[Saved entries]
○ ○ ○ ○ ○ ○ ○
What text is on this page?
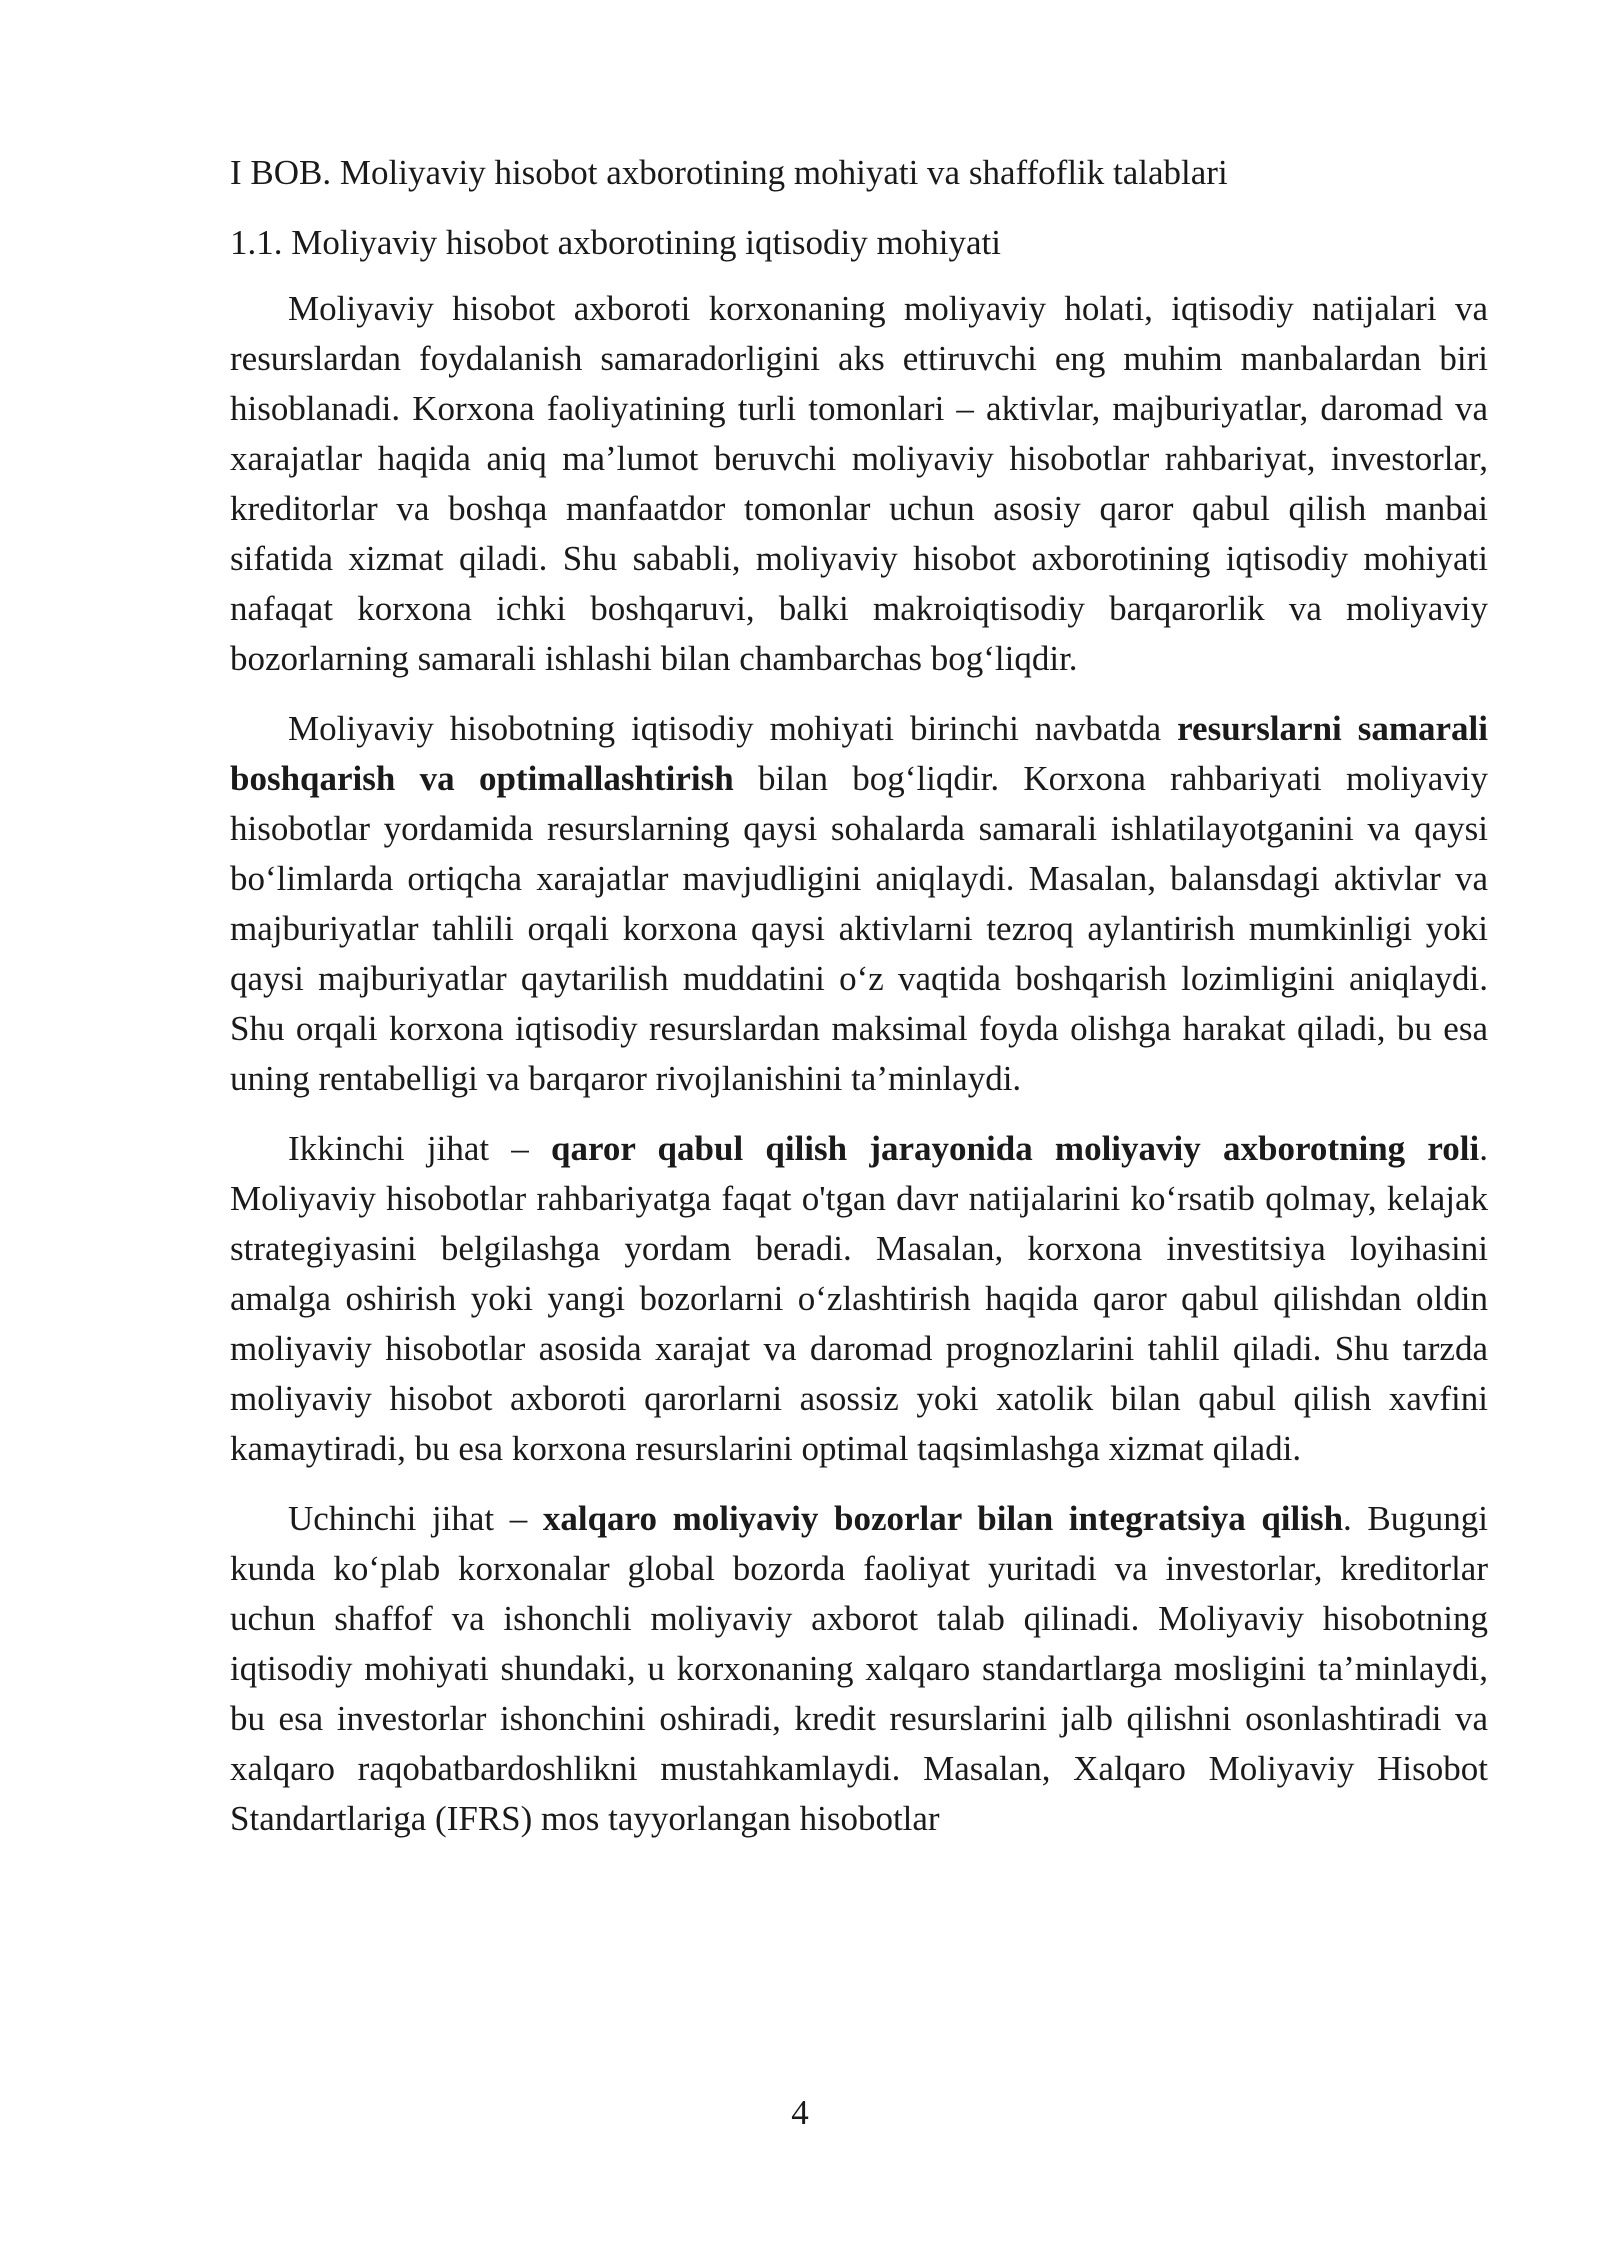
I BOB. Moliyaviy hisobot axborotining mohiyati va shaffoflik talablari

1.1. Moliyaviy hisobot axborotining iqtisodiy mohiyati

Moliyaviy hisobot axboroti korxonaning moliyaviy holati, iqtisodiy natijalari va resurslardan foydalanish samaradorligini aks ettiruvchi eng muhim manbalardan biri hisoblanadi. Korxona faoliyatining turli tomonlari – aktivlar, majburiyatlar, daromad va xarajatlar haqida aniq ma’lumot beruvchi moliyaviy hisobotlar rahbariyat, investorlar, kreditorlar va boshqa manfaatdor tomonlar uchun asosiy qaror qabul qilish manbai sifatida xizmat qiladi. Shu sababli, moliyaviy hisobot axborotining iqtisodiy mohiyati nafaqat korxona ichki boshqaruvi, balki makroiqtisodiy barqarorlik va moliyaviy bozorlarning samarali ishlashi bilan chambarchas bog‘liqdir.

Moliyaviy hisobotning iqtisodiy mohiyati birinchi navbatda resurslarni samarali boshqarish va optimallashtirish bilan bog‘liqdir. Korxona rahbariyati moliyaviy hisobotlar yordamida resurslarning qaysi sohalarda samarali ishlatilayotganini va qaysi bo‘limlarda ortiqcha xarajatlar mavjudligini aniqlaydi. Masalan, balansdagi aktivlar va majburiyatlar tahlili orqali korxona qaysi aktivlarni tezroq aylantirish mumkinligi yoki qaysi majburiyatlar qaytarilish muddatini o‘z vaqtida boshqarish lozimligini aniqlaydi. Shu orqali korxona iqtisodiy resurslardan maksimal foyda olishga harakat qiladi, bu esa uning rentabelligi va barqaror rivojlanishini ta’minlaydi.

Ikkinchi jihat – qaror qabul qilish jarayonida moliyaviy axborotning roli. Moliyaviy hisobotlar rahbariyatga faqat o'tgan davr natijalarini ko‘rsatib qolmay, kelajak strategiyasini belgilashga yordam beradi. Masalan, korxona investitsiya loyihasini amalga oshirish yoki yangi bozorlarni o‘zlashtirish haqida qaror qabul qilishdan oldin moliyaviy hisobotlar asosida xarajat va daromad prognozlarini tahlil qiladi. Shu tarzda moliyaviy hisobot axboroti qarorlarni asossiz yoki xatolik bilan qabul qilish xavfini kamaytiradi, bu esa korxona resurslarini optimal taqsimlashga xizmat qiladi.

Uchinchi jihat – xalqaro moliyaviy bozorlar bilan integratsiya qilish. Bugungi kunda ko‘plab korxonalar global bozorda faoliyat yuritadi va investorlar, kreditorlar uchun shaffof va ishonchli moliyaviy axborot talab qilinadi. Moliyaviy hisobotning iqtisodiy mohiyati shundaki, u korxonaning xalqaro standartlarga mosligini ta’minlaydi, bu esa investorlar ishonchini oshiradi, kredit resurslarini jalb qilishni osonlashtiradi va xalqaro raqobatbardoshlikni mustahkamlaydi. Masalan, Xalqaro Moliyaviy Hisobot Standartlariga (IFRS) mos tayyorlangan hisobotlar

4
○ ○ ○ ○ ○ ○ ○
Copy the records exactly. Skip the pictures.

What text is on this page?
I BOB. Moliyaviy hisobot axborotining mohiyati va shaffoflik talablari

1.1. Moliyaviy hisobot axborotining iqtisodiy mohiyati

Moliyaviy hisobot axboroti korxonaning moliyaviy holati, iqtisodiy natijalari va resurslardan foydalanish samaradorligini aks ettiruvchi eng muhim manbalardan biri hisoblanadi. Korxona faoliyatining turli tomonlari – aktivlar, majburiyatlar, daromad va xarajatlar haqida aniq ma’lumot beruvchi moliyaviy hisobotlar rahbariyat, investorlar, kreditorlar va boshqa manfaatdor tomonlar uchun asosiy qaror qabul qilish manbai sifatida xizmat qiladi. Shu sababli, moliyaviy hisobot axborotining iqtisodiy mohiyati nafaqat korxona ichki boshqaruvi, balki makroiqtisodiy barqarorlik va moliyaviy bozorlarning samarali ishlashi bilan chambarchas bog‘liqdir.

Moliyaviy hisobotning iqtisodiy mohiyati birinchi navbatda resurslarni samarali boshqarish va optimallashtirish bilan bog‘liqdir. Korxona rahbariyati moliyaviy hisobotlar yordamida resurslarning qaysi sohalarda samarali ishlatilayotganini va qaysi bo‘limlarda ortiqcha xarajatlar mavjudligini aniqlaydi. Masalan, balansdagi aktivlar va majburiyatlar tahlili orqali korxona qaysi aktivlarni tezroq aylantirish mumkinligi yoki qaysi majburiyatlar qaytarilish muddatini o‘z vaqtida boshqarish lozimligini aniqlaydi. Shu orqali korxona iqtisodiy resurslardan maksimal foyda olishga harakat qiladi, bu esa uning rentabelligi va barqaror rivojlanishini ta’minlaydi.

Ikkinchi jihat – qaror qabul qilish jarayonida moliyaviy axborotning roli. Moliyaviy hisobotlar rahbariyatga faqat o'tgan davr natijalarini ko‘rsatib qolmay, kelajak strategiyasini belgilashga yordam beradi. Masalan, korxona investitsiya loyihasini amalga oshirish yoki yangi bozorlarni o‘zlashtirish haqida qaror qabul qilishdan oldin moliyaviy hisobotlar asosida xarajat va daromad prognozlarini tahlil qiladi. Shu tarzda moliyaviy hisobot axboroti qarorlarni asossiz yoki xatolik bilan qabul qilish xavfini kamaytiradi, bu esa korxona resurslarini optimal taqsimlashga xizmat qiladi.

Uchinchi jihat – xalqaro moliyaviy bozorlar bilan integratsiya qilish. Bugungi kunda ko‘plab korxonalar global bozorda faoliyat yuritadi va investorlar, kreditorlar uchun shaffof va ishonchli moliyaviy axborot talab qilinadi. Moliyaviy hisobotning iqtisodiy mohiyati shundaki, u korxonaning xalqaro standartlarga mosligini ta’minlaydi, bu esa investorlar ishonchini oshiradi, kredit resurslarini jalb qilishni osonlashtiradi va xalqaro raqobatbardoshlikni mustahkamlaydi. Masalan, Xalqaro Moliyaviy Hisobot Standartlariga (IFRS) mos tayyorlangan hisobotlar

4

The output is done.